__Required task__. Scan the data below and pick out the lines containing the word "this".

[Dataset records on visual material]
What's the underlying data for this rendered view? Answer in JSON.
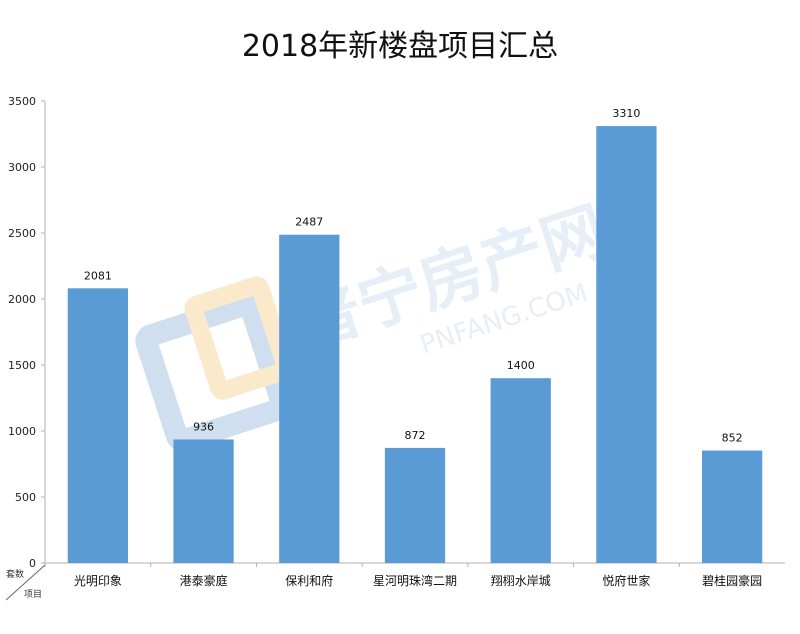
{
  "chart_data": {
    "type": "bar",
    "title": "2018年新楼盘项目汇总",
    "categories": [
      "光明印象",
      "港泰豪庭",
      "保利和府",
      "星河明珠湾二期",
      "翔栩水岸城",
      "悦府世家",
      "碧桂园豪园"
    ],
    "values": [
      2081,
      936,
      2487,
      872,
      1400,
      3310,
      852
    ],
    "ylim": [
      0,
      3500
    ],
    "yticks": [
      0,
      500,
      1000,
      1500,
      2000,
      2500,
      3000,
      3500
    ],
    "xlabel": "项目",
    "ylabel": "套数",
    "grid": false,
    "legend": "none",
    "bar_color": "#5b9bd5",
    "data_labels": true
  },
  "watermark": {
    "text_cn": "普宁房产网",
    "text_en": "PNFANG.COM"
  }
}
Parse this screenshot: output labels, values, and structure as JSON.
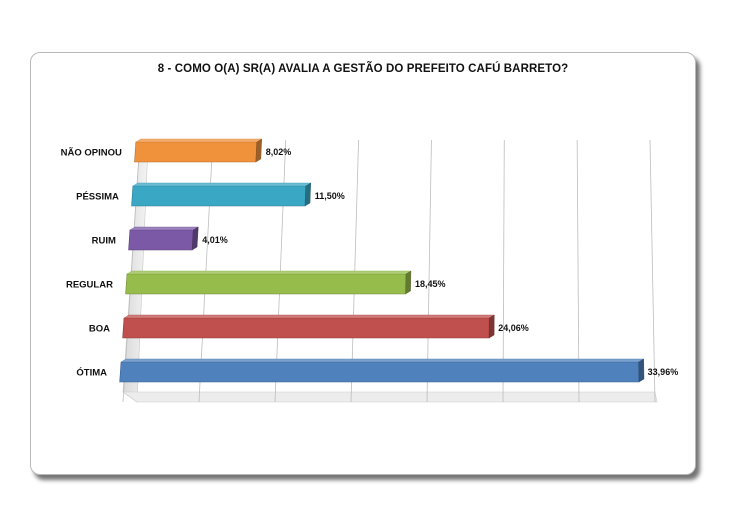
{
  "chart_data": {
    "type": "bar",
    "orientation": "horizontal",
    "title": "8 - COMO O(A) SR(A) AVALIA A GESTÃO DO PREFEITO CAFÚ BARRETO?",
    "categories": [
      "NÃO OPINOU",
      "PÉSSIMA",
      "RUIM",
      "REGULAR",
      "BOA",
      "ÓTIMA"
    ],
    "values": [
      8.02,
      11.5,
      4.01,
      18.45,
      24.06,
      33.96
    ],
    "value_labels": [
      "8,02%",
      "11,50%",
      "4,01%",
      "18,45%",
      "24,06%",
      "33,96%"
    ],
    "colors": [
      "#f0923c",
      "#3aa7c4",
      "#7b59a6",
      "#96bc4b",
      "#c0504d",
      "#4f81bd"
    ],
    "xlim": [
      0,
      35
    ],
    "grid": true,
    "style": "3d-perspective"
  }
}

__Exercise answer__.
What's the underlying data for this rendered view? Answer in JSON.
Parse this screenshot: output labels, values, and structure as JSON.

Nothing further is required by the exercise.